Go through the records and give each one again exactly.

# start of Input

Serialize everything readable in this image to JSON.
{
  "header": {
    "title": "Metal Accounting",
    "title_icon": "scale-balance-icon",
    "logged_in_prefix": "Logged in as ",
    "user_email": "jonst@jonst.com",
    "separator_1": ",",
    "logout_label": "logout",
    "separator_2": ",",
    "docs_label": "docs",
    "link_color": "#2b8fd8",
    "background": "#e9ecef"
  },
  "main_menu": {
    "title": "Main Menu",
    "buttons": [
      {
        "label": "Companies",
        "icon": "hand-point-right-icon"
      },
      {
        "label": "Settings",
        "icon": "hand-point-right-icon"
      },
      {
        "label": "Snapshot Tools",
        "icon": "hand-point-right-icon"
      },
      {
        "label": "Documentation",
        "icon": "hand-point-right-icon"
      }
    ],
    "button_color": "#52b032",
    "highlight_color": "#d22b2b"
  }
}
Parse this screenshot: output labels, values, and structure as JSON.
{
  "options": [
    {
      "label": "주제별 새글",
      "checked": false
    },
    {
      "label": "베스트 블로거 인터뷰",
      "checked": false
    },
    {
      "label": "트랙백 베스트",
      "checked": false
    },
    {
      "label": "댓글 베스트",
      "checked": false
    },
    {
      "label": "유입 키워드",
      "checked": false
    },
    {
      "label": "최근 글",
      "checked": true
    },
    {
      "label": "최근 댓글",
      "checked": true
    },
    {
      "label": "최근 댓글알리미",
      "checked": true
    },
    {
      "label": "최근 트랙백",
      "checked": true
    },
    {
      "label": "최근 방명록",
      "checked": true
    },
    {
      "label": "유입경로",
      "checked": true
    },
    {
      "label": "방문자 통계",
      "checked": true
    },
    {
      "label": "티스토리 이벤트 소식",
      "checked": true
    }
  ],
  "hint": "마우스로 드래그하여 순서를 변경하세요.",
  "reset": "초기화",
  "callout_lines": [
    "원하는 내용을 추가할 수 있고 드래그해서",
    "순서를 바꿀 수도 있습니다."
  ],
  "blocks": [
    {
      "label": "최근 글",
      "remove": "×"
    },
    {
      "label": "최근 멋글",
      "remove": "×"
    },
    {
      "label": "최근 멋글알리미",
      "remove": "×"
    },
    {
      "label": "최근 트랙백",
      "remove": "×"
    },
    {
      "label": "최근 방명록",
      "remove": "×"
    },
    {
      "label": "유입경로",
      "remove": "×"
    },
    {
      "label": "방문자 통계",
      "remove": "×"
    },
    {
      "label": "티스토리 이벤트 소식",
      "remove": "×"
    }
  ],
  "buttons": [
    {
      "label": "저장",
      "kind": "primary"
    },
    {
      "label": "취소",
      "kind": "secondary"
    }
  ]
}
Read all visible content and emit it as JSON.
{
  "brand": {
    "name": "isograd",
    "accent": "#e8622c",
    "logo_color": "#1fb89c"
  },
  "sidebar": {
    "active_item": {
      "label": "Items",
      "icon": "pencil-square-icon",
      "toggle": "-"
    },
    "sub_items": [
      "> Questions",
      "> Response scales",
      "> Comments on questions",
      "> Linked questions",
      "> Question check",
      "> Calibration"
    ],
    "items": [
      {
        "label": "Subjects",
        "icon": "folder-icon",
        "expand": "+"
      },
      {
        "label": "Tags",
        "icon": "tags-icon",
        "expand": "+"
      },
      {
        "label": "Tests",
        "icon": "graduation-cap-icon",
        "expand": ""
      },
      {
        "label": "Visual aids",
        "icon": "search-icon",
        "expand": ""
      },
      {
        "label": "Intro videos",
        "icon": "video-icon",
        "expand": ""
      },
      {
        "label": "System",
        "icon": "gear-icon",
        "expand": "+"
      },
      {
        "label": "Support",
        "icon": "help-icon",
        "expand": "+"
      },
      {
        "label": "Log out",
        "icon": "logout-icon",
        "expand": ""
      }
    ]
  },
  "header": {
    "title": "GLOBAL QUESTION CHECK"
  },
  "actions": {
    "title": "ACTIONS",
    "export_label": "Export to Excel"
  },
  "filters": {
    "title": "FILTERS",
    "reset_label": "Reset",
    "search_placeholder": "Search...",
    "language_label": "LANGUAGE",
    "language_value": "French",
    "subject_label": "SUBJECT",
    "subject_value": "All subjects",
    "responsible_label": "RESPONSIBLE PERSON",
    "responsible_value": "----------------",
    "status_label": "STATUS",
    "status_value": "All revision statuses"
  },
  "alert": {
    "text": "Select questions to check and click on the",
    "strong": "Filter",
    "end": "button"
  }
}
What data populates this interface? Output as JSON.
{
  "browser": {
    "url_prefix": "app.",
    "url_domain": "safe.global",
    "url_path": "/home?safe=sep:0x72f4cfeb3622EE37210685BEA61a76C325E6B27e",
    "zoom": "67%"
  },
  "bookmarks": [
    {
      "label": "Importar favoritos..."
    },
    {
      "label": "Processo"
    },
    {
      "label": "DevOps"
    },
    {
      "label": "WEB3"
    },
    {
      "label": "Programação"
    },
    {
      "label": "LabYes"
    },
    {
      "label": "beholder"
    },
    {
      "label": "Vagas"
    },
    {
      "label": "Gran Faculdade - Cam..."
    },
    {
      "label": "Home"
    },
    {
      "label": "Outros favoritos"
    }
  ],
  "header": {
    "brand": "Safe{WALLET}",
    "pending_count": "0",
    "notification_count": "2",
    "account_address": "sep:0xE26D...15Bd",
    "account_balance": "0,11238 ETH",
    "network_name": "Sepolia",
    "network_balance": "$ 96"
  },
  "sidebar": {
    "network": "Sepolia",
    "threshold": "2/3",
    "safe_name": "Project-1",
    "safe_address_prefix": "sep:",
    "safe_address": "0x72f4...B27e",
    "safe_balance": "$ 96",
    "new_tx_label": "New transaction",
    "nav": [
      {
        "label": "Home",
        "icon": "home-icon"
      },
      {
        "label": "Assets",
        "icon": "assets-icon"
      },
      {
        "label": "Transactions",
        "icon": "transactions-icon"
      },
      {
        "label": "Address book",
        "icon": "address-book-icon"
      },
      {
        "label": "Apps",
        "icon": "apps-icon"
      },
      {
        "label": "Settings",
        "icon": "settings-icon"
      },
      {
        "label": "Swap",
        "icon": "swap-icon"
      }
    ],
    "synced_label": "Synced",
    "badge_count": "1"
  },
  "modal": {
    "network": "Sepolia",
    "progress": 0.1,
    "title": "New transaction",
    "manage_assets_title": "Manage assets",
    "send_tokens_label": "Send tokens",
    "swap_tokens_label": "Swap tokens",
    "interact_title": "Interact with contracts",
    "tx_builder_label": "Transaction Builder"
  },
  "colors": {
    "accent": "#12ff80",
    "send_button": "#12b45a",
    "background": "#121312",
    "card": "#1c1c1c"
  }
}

# end of Input

◆ Solved exercise
Serialize everything readable in this image to JSON.
{
  "header": {
    "title": "Metal Accounting",
    "title_icon": "scale-balance-icon",
    "logged_in_prefix": "Logged in as ",
    "user_email": "jonst@jonst.com",
    "separator_1": ",",
    "logout_label": "logout",
    "separator_2": ",",
    "docs_label": "docs",
    "link_color": "#2b8fd8",
    "background": "#e9ecef"
  },
  "main_menu": {
    "title": "Main Menu",
    "buttons": [
      {
        "label": "Companies",
        "icon": "hand-point-right-icon"
      },
      {
        "label": "Settings",
        "icon": "hand-point-right-icon"
      },
      {
        "label": "Snapshot Tools",
        "icon": "hand-point-right-icon"
      },
      {
        "label": "Documentation",
        "icon": "hand-point-right-icon"
      }
    ],
    "button_color": "#52b032",
    "highlight_color": "#d22b2b"
  }
}
Parse this screenshot: output labels, values, and structure as JSON.
{
  "options": [
    {
      "label": "주제별 새글",
      "checked": false
    },
    {
      "label": "베스트 블로거 인터뷰",
      "checked": false
    },
    {
      "label": "트랙백 베스트",
      "checked": false
    },
    {
      "label": "댓글 베스트",
      "checked": false
    },
    {
      "label": "유입 키워드",
      "checked": false
    },
    {
      "label": "최근 글",
      "checked": true
    },
    {
      "label": "최근 댓글",
      "checked": true
    },
    {
      "label": "최근 댓글알리미",
      "checked": true
    },
    {
      "label": "최근 트랙백",
      "checked": true
    },
    {
      "label": "최근 방명록",
      "checked": true
    },
    {
      "label": "유입경로",
      "checked": true
    },
    {
      "label": "방문자 통계",
      "checked": true
    },
    {
      "label": "티스토리 이벤트 소식",
      "checked": true
    }
  ],
  "hint": "마우스로 드래그하여 순서를 변경하세요.",
  "reset": "초기화",
  "callout_lines": [
    "원하는 내용을 추가할 수 있고 드래그해서",
    "순서를 바꿀 수도 있습니다."
  ],
  "blocks": [
    {
      "label": "최근 글",
      "remove": "×"
    },
    {
      "label": "최근 멋글",
      "remove": "×"
    },
    {
      "label": "최근 멋글알리미",
      "remove": "×"
    },
    {
      "label": "최근 트랙백",
      "remove": "×"
    },
    {
      "label": "최근 방명록",
      "remove": "×"
    },
    {
      "label": "유입경로",
      "remove": "×"
    },
    {
      "label": "방문자 통계",
      "remove": "×"
    },
    {
      "label": "티스토리 이벤트 소식",
      "remove": "×"
    }
  ],
  "buttons": [
    {
      "label": "저장",
      "kind": "primary"
    },
    {
      "label": "취소",
      "kind": "secondary"
    }
  ]
}
Read all visible content and emit it as JSON.
{
  "brand": {
    "name": "isograd",
    "accent": "#e8622c",
    "logo_color": "#1fb89c"
  },
  "sidebar": {
    "active_item": {
      "label": "Items",
      "icon": "pencil-square-icon",
      "toggle": "-"
    },
    "sub_items": [
      "> Questions",
      "> Response scales",
      "> Comments on questions",
      "> Linked questions",
      "> Question check",
      "> Calibration"
    ],
    "items": [
      {
        "label": "Subjects",
        "icon": "folder-icon",
        "expand": "+"
      },
      {
        "label": "Tags",
        "icon": "tags-icon",
        "expand": "+"
      },
      {
        "label": "Tests",
        "icon": "graduation-cap-icon",
        "expand": ""
      },
      {
        "label": "Visual aids",
        "icon": "search-icon",
        "expand": ""
      },
      {
        "label": "Intro videos",
        "icon": "video-icon",
        "expand": ""
      },
      {
        "label": "System",
        "icon": "gear-icon",
        "expand": "+"
      },
      {
        "label": "Support",
        "icon": "help-icon",
        "expand": "+"
      },
      {
        "label": "Log out",
        "icon": "logout-icon",
        "expand": ""
      }
    ]
  },
  "header": {
    "title": "GLOBAL QUESTION CHECK"
  },
  "actions": {
    "title": "ACTIONS",
    "export_label": "Export to Excel"
  },
  "filters": {
    "title": "FILTERS",
    "reset_label": "Reset",
    "search_placeholder": "Search...",
    "language_label": "LANGUAGE",
    "language_value": "French",
    "subject_label": "SUBJECT",
    "subject_value": "All subjects",
    "responsible_label": "RESPONSIBLE PERSON",
    "responsible_value": "----------------",
    "status_label": "STATUS",
    "status_value": "All revision statuses"
  },
  "alert": {
    "text": "Select questions to check and click on the",
    "strong": "Filter",
    "end": "button"
  }
}
What data populates this interface? Output as JSON.
{
  "browser": {
    "url_prefix": "app.",
    "url_domain": "safe.global",
    "url_path": "/home?safe=sep:0x72f4cfeb3622EE37210685BEA61a76C325E6B27e",
    "zoom": "67%"
  },
  "bookmarks": [
    {
      "label": "Importar favoritos..."
    },
    {
      "label": "Processo"
    },
    {
      "label": "DevOps"
    },
    {
      "label": "WEB3"
    },
    {
      "label": "Programação"
    },
    {
      "label": "LabYes"
    },
    {
      "label": "beholder"
    },
    {
      "label": "Vagas"
    },
    {
      "label": "Gran Faculdade - Cam..."
    },
    {
      "label": "Home"
    },
    {
      "label": "Outros favoritos"
    }
  ],
  "header": {
    "brand": "Safe{WALLET}",
    "pending_count": "0",
    "notification_count": "2",
    "account_address": "sep:0xE26D...15Bd",
    "account_balance": "0,11238 ETH",
    "network_name": "Sepolia",
    "network_balance": "$ 96"
  },
  "sidebar": {
    "network": "Sepolia",
    "threshold": "2/3",
    "safe_name": "Project-1",
    "safe_address_prefix": "sep:",
    "safe_address": "0x72f4...B27e",
    "safe_balance": "$ 96",
    "new_tx_label": "New transaction",
    "nav": [
      {
        "label": "Home",
        "icon": "home-icon"
      },
      {
        "label": "Assets",
        "icon": "assets-icon"
      },
      {
        "label": "Transactions",
        "icon": "transactions-icon"
      },
      {
        "label": "Address book",
        "icon": "address-book-icon"
      },
      {
        "label": "Apps",
        "icon": "apps-icon"
      },
      {
        "label": "Settings",
        "icon": "settings-icon"
      },
      {
        "label": "Swap",
        "icon": "swap-icon"
      }
    ],
    "synced_label": "Synced",
    "badge_count": "1"
  },
  "modal": {
    "network": "Sepolia",
    "progress": 0.1,
    "title": "New transaction",
    "manage_assets_title": "Manage assets",
    "send_tokens_label": "Send tokens",
    "swap_tokens_label": "Swap tokens",
    "interact_title": "Interact with contracts",
    "tx_builder_label": "Transaction Builder"
  },
  "colors": {
    "accent": "#12ff80",
    "send_button": "#12b45a",
    "background": "#121312",
    "card": "#1c1c1c"
  }
}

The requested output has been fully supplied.